---------- Dataset extract ----------

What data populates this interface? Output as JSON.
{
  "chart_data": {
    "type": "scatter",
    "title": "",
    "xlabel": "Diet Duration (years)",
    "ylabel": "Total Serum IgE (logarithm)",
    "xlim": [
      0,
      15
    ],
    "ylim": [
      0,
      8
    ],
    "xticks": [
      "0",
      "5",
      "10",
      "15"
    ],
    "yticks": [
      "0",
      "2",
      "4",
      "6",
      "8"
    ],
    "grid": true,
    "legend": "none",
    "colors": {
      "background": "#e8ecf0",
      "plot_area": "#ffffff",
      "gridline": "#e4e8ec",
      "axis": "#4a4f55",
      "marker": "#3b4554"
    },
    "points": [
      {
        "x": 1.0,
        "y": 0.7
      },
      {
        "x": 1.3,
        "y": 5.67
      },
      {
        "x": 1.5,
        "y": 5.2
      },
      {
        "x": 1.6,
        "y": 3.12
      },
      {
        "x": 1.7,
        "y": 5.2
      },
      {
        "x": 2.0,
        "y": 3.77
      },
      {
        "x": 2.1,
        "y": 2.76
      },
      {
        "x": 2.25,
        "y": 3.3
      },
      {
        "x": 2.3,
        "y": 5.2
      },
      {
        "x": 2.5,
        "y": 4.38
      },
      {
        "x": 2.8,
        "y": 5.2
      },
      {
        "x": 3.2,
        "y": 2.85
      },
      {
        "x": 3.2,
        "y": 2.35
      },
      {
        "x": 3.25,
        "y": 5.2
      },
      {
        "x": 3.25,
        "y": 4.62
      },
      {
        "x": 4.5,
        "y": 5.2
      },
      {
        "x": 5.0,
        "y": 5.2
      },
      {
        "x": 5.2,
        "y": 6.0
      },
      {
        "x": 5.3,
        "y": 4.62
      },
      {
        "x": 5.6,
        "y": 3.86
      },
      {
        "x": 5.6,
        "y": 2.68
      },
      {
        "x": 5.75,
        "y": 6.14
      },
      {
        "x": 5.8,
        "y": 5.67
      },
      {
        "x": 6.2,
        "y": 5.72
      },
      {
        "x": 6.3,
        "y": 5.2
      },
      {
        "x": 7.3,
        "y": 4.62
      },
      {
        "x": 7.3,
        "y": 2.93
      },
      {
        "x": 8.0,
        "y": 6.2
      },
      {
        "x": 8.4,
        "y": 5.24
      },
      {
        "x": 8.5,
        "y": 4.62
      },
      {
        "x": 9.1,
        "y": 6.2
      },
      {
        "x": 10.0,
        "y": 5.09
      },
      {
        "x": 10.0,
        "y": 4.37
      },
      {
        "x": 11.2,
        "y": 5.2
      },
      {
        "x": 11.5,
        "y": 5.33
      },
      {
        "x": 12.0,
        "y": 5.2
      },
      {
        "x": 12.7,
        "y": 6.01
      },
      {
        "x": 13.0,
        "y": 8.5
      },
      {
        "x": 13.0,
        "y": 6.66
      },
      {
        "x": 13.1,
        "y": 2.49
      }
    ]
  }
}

----------

• _Goal of the exercise_:
Pull out each record as written and restate it exactly.

• _Correct result_:
What data populates this interface? Output as JSON.
{
  "chart_data": {
    "type": "scatter",
    "title": "",
    "xlabel": "Diet Duration (years)",
    "ylabel": "Total Serum IgE (logarithm)",
    "xlim": [
      0,
      15
    ],
    "ylim": [
      0,
      8
    ],
    "xticks": [
      "0",
      "5",
      "10",
      "15"
    ],
    "yticks": [
      "0",
      "2",
      "4",
      "6",
      "8"
    ],
    "grid": true,
    "legend": "none",
    "colors": {
      "background": "#e8ecf0",
      "plot_area": "#ffffff",
      "gridline": "#e4e8ec",
      "axis": "#4a4f55",
      "marker": "#3b4554"
    },
    "points": [
      {
        "x": 1.0,
        "y": 0.7
      },
      {
        "x": 1.3,
        "y": 5.67
      },
      {
        "x": 1.5,
        "y": 5.2
      },
      {
        "x": 1.6,
        "y": 3.12
      },
      {
        "x": 1.7,
        "y": 5.2
      },
      {
        "x": 2.0,
        "y": 3.77
      },
      {
        "x": 2.1,
        "y": 2.76
      },
      {
        "x": 2.25,
        "y": 3.3
      },
      {
        "x": 2.3,
        "y": 5.2
      },
      {
        "x": 2.5,
        "y": 4.38
      },
      {
        "x": 2.8,
        "y": 5.2
      },
      {
        "x": 3.2,
        "y": 2.85
      },
      {
        "x": 3.2,
        "y": 2.35
      },
      {
        "x": 3.25,
        "y": 5.2
      },
      {
        "x": 3.25,
        "y": 4.62
      },
      {
        "x": 4.5,
        "y": 5.2
      },
      {
        "x": 5.0,
        "y": 5.2
      },
      {
        "x": 5.2,
        "y": 6.0
      },
      {
        "x": 5.3,
        "y": 4.62
      },
      {
        "x": 5.6,
        "y": 3.86
      },
      {
        "x": 5.6,
        "y": 2.68
      },
      {
        "x": 5.75,
        "y": 6.14
      },
      {
        "x": 5.8,
        "y": 5.67
      },
      {
        "x": 6.2,
        "y": 5.72
      },
      {
        "x": 6.3,
        "y": 5.2
      },
      {
        "x": 7.3,
        "y": 4.62
      },
      {
        "x": 7.3,
        "y": 2.93
      },
      {
        "x": 8.0,
        "y": 6.2
      },
      {
        "x": 8.4,
        "y": 5.24
      },
      {
        "x": 8.5,
        "y": 4.62
      },
      {
        "x": 9.1,
        "y": 6.2
      },
      {
        "x": 10.0,
        "y": 5.09
      },
      {
        "x": 10.0,
        "y": 4.37
      },
      {
        "x": 11.2,
        "y": 5.2
      },
      {
        "x": 11.5,
        "y": 5.33
      },
      {
        "x": 12.0,
        "y": 5.2
      },
      {
        "x": 12.7,
        "y": 6.01
      },
      {
        "x": 13.0,
        "y": 8.5
      },
      {
        "x": 13.0,
        "y": 6.66
      },
      {
        "x": 13.1,
        "y": 2.49
      }
    ]
  }
}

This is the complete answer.